▶ _Aim of the exercise_
Find every line of the listing below where "page" appears, and copy it.

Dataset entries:

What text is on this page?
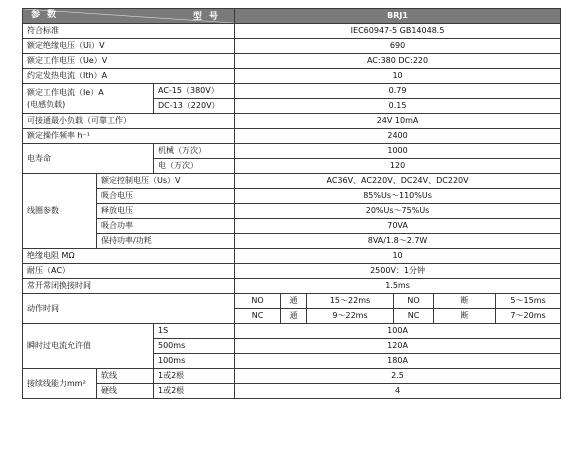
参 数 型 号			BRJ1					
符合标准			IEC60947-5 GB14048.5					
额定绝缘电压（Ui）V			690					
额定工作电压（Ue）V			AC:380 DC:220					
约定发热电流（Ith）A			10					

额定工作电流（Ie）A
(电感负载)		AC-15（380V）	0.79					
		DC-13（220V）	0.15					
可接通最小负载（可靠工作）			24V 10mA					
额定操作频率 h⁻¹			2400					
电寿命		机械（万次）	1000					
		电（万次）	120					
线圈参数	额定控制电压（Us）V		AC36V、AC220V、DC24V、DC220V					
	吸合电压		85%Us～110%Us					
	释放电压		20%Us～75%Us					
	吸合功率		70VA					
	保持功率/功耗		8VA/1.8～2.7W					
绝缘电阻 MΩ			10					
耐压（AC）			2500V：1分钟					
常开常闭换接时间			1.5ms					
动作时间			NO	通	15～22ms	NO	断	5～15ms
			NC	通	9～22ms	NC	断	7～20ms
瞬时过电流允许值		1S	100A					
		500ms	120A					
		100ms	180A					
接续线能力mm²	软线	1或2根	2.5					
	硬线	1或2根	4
---
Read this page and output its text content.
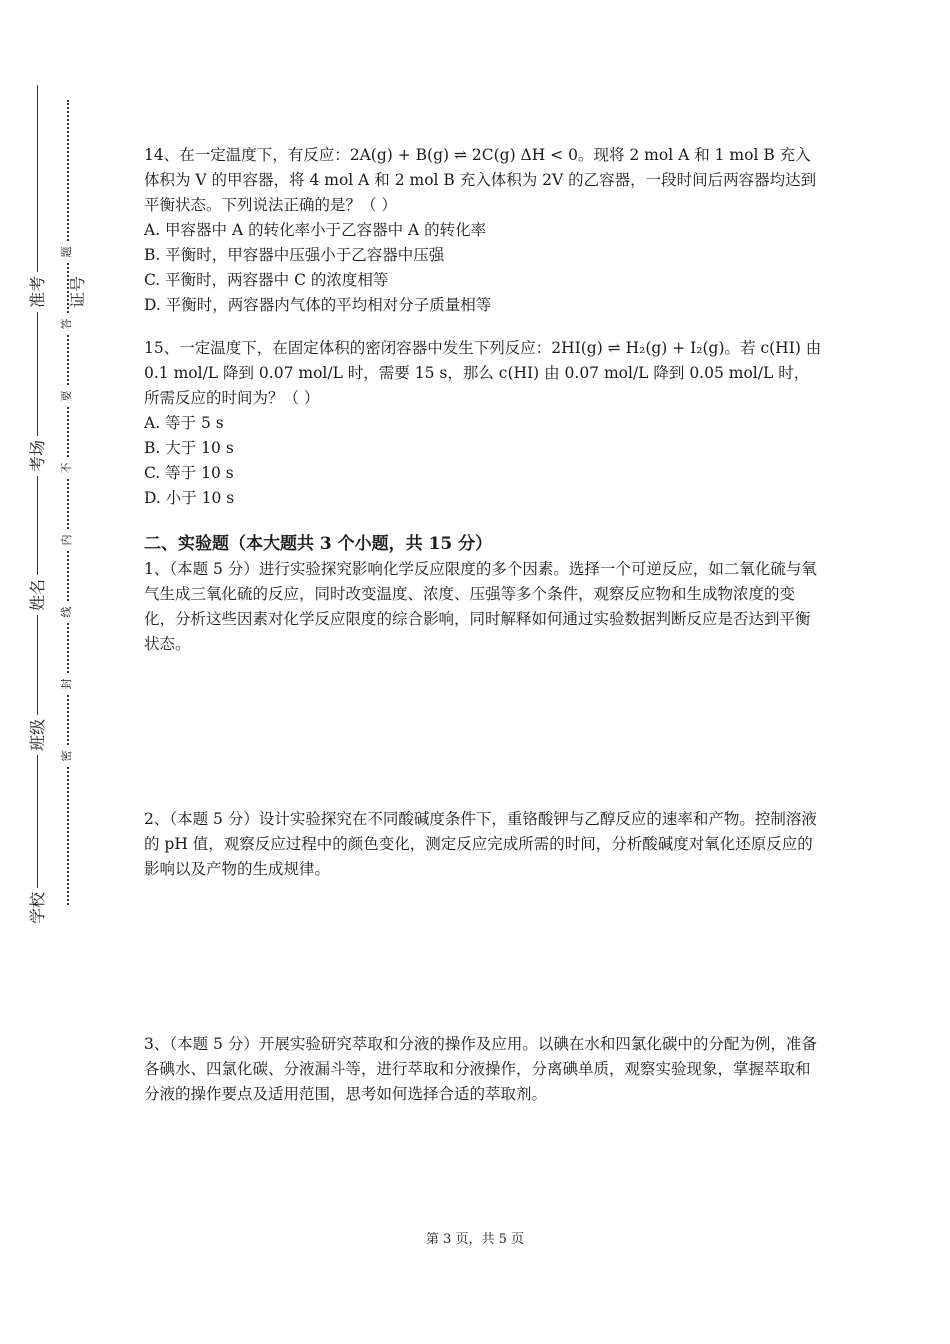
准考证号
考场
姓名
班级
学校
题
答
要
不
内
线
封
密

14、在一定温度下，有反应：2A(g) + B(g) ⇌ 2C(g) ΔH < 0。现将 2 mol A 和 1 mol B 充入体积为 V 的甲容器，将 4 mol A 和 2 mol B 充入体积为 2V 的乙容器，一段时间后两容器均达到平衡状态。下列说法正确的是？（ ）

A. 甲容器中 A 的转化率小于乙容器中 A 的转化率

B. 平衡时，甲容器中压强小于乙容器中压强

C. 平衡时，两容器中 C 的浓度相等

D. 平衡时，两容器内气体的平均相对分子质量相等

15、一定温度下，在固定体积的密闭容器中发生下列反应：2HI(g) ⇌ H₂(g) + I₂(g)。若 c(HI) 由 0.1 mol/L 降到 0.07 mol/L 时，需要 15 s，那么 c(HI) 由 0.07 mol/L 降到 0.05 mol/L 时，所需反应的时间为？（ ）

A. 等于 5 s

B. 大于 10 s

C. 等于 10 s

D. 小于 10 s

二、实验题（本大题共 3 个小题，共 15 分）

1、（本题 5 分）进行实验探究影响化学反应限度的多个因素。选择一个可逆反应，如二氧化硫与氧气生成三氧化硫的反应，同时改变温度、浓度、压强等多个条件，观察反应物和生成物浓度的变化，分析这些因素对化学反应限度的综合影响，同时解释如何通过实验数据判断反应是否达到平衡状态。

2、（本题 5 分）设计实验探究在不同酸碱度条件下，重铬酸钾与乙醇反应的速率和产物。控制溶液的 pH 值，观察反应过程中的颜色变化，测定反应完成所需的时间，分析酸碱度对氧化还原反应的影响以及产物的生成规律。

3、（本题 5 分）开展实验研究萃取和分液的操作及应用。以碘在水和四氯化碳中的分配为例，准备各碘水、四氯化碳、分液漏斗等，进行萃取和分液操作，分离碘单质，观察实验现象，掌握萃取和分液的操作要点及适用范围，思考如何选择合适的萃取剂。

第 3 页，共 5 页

▶ _Task answer_
What text is on this page?
Read this page and output its text content.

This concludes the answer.